= Task directions =
Copy each line of the data below exactly, leaving out pictures.

---------- Record excerpts ----------

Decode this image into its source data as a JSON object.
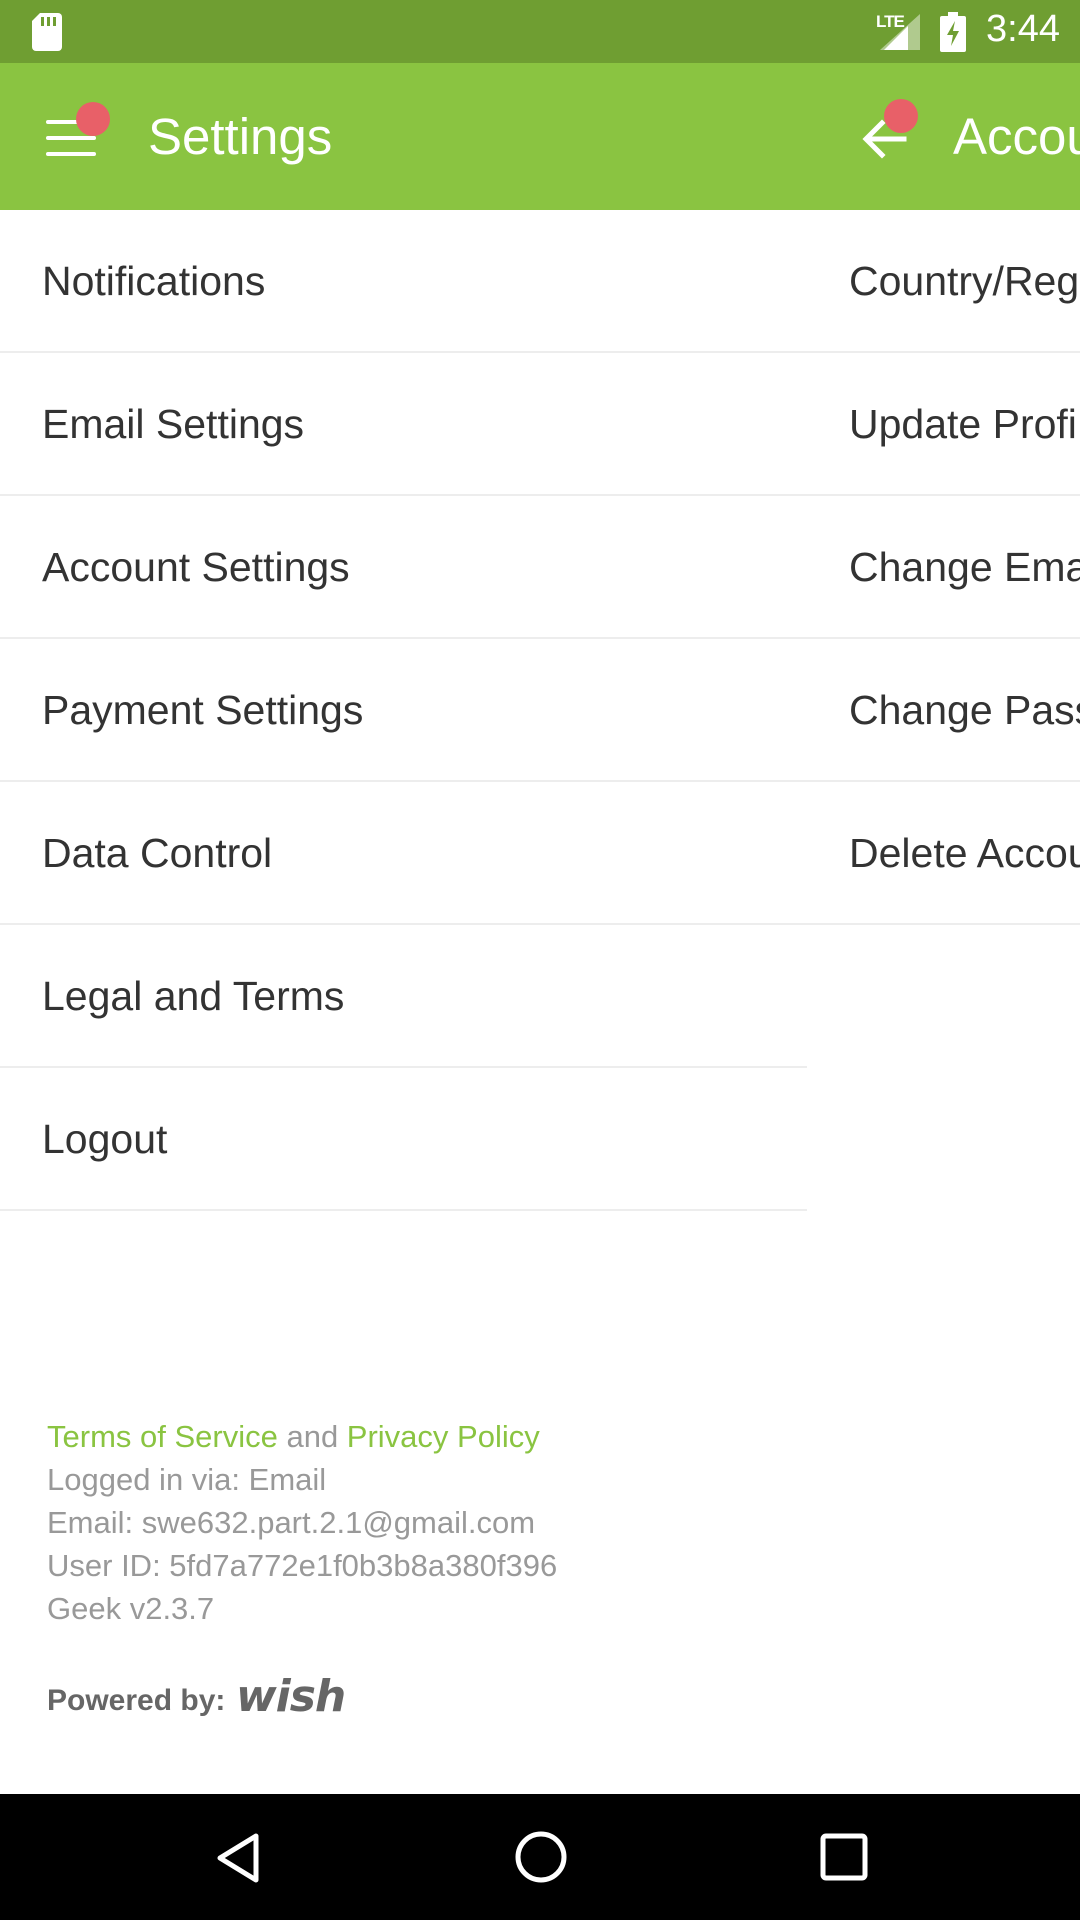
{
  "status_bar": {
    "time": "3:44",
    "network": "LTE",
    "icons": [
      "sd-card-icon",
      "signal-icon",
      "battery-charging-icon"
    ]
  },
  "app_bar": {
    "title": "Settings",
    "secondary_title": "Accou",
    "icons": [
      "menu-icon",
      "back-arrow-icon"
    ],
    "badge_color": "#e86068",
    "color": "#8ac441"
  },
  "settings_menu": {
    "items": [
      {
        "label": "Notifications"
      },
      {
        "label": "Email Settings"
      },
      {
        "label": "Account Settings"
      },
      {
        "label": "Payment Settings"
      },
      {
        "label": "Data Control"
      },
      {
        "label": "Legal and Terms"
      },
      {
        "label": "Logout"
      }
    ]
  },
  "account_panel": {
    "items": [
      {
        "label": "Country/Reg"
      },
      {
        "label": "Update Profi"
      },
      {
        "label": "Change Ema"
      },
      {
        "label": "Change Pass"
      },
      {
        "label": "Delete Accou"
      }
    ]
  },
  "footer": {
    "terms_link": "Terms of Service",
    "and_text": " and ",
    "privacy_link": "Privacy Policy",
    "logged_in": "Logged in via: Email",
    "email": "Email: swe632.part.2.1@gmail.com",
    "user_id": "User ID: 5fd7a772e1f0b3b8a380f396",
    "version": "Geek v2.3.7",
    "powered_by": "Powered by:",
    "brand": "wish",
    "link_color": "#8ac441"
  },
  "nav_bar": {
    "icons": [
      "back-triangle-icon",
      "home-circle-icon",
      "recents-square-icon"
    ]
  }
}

----------

= Solution to the problem =
Decode this image into its source data as a JSON object.
{
  "status_bar": {
    "time": "3:44",
    "network": "LTE",
    "icons": [
      "sd-card-icon",
      "signal-icon",
      "battery-charging-icon"
    ]
  },
  "app_bar": {
    "title": "Settings",
    "secondary_title": "Accou",
    "icons": [
      "menu-icon",
      "back-arrow-icon"
    ],
    "badge_color": "#e86068",
    "color": "#8ac441"
  },
  "settings_menu": {
    "items": [
      {
        "label": "Notifications"
      },
      {
        "label": "Email Settings"
      },
      {
        "label": "Account Settings"
      },
      {
        "label": "Payment Settings"
      },
      {
        "label": "Data Control"
      },
      {
        "label": "Legal and Terms"
      },
      {
        "label": "Logout"
      }
    ]
  },
  "account_panel": {
    "items": [
      {
        "label": "Country/Reg"
      },
      {
        "label": "Update Profi"
      },
      {
        "label": "Change Ema"
      },
      {
        "label": "Change Pass"
      },
      {
        "label": "Delete Accou"
      }
    ]
  },
  "footer": {
    "terms_link": "Terms of Service",
    "and_text": " and ",
    "privacy_link": "Privacy Policy",
    "logged_in": "Logged in via: Email",
    "email": "Email: swe632.part.2.1@gmail.com",
    "user_id": "User ID: 5fd7a772e1f0b3b8a380f396",
    "version": "Geek v2.3.7",
    "powered_by": "Powered by:",
    "brand": "wish",
    "link_color": "#8ac441"
  },
  "nav_bar": {
    "icons": [
      "back-triangle-icon",
      "home-circle-icon",
      "recents-square-icon"
    ]
  }
}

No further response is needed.